Supplied data start
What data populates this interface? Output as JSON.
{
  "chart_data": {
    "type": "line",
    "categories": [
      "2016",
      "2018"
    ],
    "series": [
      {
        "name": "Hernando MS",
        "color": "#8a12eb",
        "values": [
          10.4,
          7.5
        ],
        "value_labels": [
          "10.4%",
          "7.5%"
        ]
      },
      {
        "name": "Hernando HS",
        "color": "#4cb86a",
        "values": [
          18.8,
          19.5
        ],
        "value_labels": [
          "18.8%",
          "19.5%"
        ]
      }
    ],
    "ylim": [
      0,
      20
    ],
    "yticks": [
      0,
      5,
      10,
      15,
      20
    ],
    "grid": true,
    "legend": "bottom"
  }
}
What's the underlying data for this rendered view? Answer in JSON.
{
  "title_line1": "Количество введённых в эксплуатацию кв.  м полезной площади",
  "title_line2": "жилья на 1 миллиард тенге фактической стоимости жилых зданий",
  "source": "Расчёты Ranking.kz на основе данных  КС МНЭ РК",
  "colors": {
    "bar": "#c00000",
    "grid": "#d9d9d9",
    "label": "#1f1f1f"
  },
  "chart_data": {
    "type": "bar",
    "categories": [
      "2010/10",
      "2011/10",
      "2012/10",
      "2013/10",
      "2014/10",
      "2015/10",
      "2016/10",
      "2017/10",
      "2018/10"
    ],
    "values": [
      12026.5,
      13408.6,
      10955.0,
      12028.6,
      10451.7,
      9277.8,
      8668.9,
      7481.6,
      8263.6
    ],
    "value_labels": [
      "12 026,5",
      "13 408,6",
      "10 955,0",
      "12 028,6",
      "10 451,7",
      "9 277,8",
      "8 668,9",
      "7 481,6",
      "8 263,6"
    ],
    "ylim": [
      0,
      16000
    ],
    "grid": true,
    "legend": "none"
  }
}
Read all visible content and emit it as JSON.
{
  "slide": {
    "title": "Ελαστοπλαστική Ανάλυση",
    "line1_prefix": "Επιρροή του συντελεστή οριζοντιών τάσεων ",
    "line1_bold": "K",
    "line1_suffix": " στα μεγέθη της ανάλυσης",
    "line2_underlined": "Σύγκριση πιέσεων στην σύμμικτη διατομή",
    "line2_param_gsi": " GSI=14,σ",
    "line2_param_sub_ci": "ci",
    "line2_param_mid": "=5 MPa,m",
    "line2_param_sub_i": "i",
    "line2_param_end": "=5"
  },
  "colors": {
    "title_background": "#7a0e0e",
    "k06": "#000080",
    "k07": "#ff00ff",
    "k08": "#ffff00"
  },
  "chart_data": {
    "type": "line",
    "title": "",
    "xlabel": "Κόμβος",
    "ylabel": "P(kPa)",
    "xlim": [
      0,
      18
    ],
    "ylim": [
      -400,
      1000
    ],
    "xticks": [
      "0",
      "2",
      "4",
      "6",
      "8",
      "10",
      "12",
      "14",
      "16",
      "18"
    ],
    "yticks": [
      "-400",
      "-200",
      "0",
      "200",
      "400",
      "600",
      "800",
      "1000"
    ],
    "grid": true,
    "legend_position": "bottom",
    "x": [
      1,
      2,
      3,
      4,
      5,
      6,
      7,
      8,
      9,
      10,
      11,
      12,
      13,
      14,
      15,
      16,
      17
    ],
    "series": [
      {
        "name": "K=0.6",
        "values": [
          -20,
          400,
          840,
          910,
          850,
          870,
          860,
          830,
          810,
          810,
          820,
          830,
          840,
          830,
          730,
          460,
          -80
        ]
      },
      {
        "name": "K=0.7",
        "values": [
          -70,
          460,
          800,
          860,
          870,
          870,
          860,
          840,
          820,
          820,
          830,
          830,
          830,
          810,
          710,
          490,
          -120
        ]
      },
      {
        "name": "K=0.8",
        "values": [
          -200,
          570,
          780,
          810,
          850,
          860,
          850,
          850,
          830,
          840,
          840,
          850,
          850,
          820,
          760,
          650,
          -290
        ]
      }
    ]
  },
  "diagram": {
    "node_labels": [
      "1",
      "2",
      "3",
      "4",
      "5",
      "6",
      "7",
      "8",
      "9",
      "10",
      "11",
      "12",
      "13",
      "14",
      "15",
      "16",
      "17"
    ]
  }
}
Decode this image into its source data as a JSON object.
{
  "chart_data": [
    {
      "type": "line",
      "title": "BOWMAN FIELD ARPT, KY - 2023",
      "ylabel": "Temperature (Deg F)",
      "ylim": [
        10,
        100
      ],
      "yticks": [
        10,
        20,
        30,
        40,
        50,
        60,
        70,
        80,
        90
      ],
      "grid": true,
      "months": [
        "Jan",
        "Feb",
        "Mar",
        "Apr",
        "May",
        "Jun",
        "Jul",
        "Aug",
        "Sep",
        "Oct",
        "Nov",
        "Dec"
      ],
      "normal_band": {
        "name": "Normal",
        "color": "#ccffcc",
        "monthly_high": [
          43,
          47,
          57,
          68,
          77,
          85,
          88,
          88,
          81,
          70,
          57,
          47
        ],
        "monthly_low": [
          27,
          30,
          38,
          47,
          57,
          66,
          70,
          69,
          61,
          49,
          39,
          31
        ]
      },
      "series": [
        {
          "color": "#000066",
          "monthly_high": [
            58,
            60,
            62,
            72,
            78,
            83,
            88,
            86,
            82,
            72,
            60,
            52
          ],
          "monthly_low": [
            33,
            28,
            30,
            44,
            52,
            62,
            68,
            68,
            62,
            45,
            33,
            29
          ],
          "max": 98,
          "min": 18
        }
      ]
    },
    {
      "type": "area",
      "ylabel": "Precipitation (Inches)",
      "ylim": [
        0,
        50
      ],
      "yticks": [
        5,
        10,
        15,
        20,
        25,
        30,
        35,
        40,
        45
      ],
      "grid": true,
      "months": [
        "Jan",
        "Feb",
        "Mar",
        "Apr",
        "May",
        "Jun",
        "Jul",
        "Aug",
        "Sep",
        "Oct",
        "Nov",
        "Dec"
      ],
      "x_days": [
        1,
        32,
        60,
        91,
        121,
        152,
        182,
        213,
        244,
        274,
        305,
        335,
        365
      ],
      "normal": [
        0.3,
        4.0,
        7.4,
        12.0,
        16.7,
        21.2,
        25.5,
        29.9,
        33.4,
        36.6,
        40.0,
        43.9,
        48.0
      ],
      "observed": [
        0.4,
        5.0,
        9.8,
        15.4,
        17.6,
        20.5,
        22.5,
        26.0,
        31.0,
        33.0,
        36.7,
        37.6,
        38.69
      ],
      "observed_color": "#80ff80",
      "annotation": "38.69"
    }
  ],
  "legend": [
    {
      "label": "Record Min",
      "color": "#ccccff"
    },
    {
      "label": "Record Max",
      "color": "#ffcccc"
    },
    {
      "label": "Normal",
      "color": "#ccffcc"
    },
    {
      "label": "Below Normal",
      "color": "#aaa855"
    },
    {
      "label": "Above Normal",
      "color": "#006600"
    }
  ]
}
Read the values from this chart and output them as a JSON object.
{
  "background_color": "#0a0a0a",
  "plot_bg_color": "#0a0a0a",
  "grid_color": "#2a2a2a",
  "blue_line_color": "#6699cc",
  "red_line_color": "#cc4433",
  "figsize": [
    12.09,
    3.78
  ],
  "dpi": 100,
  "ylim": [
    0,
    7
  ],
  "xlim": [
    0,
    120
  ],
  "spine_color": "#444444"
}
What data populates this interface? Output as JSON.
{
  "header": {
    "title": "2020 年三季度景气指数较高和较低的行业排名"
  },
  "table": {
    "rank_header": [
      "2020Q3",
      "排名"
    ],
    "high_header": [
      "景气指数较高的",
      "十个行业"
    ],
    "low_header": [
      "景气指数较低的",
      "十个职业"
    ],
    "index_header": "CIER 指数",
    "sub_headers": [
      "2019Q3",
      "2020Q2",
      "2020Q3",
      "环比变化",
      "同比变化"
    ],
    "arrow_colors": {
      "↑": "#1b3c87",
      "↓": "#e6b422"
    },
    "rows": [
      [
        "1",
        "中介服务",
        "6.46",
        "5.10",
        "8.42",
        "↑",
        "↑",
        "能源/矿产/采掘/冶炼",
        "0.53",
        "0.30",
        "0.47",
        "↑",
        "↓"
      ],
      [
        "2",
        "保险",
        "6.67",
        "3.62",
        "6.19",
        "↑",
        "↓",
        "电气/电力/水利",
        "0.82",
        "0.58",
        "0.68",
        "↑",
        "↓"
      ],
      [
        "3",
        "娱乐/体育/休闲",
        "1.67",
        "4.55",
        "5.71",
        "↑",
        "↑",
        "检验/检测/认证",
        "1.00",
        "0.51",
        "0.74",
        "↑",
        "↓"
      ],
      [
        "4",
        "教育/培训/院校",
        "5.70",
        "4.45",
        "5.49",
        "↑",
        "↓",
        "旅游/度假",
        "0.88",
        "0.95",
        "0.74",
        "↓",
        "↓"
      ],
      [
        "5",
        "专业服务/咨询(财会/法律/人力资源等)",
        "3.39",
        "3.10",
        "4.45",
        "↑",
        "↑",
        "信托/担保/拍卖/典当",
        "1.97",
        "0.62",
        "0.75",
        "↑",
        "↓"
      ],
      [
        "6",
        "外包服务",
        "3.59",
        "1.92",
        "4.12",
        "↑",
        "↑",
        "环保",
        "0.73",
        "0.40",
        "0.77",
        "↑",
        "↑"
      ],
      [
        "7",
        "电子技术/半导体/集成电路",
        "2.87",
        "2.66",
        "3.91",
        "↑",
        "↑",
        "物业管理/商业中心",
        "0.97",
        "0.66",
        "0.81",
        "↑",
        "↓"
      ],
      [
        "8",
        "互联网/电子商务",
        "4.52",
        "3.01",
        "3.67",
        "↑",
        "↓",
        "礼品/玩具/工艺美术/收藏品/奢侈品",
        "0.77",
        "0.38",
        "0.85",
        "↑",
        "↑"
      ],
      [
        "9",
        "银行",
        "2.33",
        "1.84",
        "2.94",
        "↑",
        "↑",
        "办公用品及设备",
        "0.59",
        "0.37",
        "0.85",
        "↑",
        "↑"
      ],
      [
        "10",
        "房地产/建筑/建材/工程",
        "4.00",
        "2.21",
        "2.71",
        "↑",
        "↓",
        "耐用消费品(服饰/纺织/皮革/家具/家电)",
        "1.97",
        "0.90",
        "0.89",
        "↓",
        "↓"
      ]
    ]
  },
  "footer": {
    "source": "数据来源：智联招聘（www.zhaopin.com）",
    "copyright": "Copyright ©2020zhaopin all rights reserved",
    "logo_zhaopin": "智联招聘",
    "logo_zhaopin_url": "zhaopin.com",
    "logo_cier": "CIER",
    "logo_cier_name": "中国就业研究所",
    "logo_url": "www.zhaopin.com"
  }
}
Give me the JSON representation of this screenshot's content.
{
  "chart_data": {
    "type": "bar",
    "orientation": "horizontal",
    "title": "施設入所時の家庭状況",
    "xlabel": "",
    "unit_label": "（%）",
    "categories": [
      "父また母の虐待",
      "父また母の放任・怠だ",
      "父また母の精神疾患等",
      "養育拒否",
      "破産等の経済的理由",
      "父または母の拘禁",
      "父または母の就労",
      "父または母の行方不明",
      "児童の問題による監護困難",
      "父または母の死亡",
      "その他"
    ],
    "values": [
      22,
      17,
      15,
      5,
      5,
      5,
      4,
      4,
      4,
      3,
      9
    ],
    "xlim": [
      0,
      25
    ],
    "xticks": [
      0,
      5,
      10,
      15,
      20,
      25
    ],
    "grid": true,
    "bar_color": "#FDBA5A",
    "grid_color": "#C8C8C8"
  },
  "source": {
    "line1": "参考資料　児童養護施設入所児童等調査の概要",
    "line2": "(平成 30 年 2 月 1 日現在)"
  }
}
Supplied data end
— Stated task —
Pick out each line that holds the string "JSON".

— Output —
What data populates this interface? Output as JSON.
What's the underlying data for this rendered view? Answer in JSON.
Read all visible content and emit it as JSON.
Decode this image into its source data as a JSON object.
Read the values from this chart and output them as a JSON object.
What data populates this interface? Output as JSON.
Give me the JSON representation of this screenshot's content.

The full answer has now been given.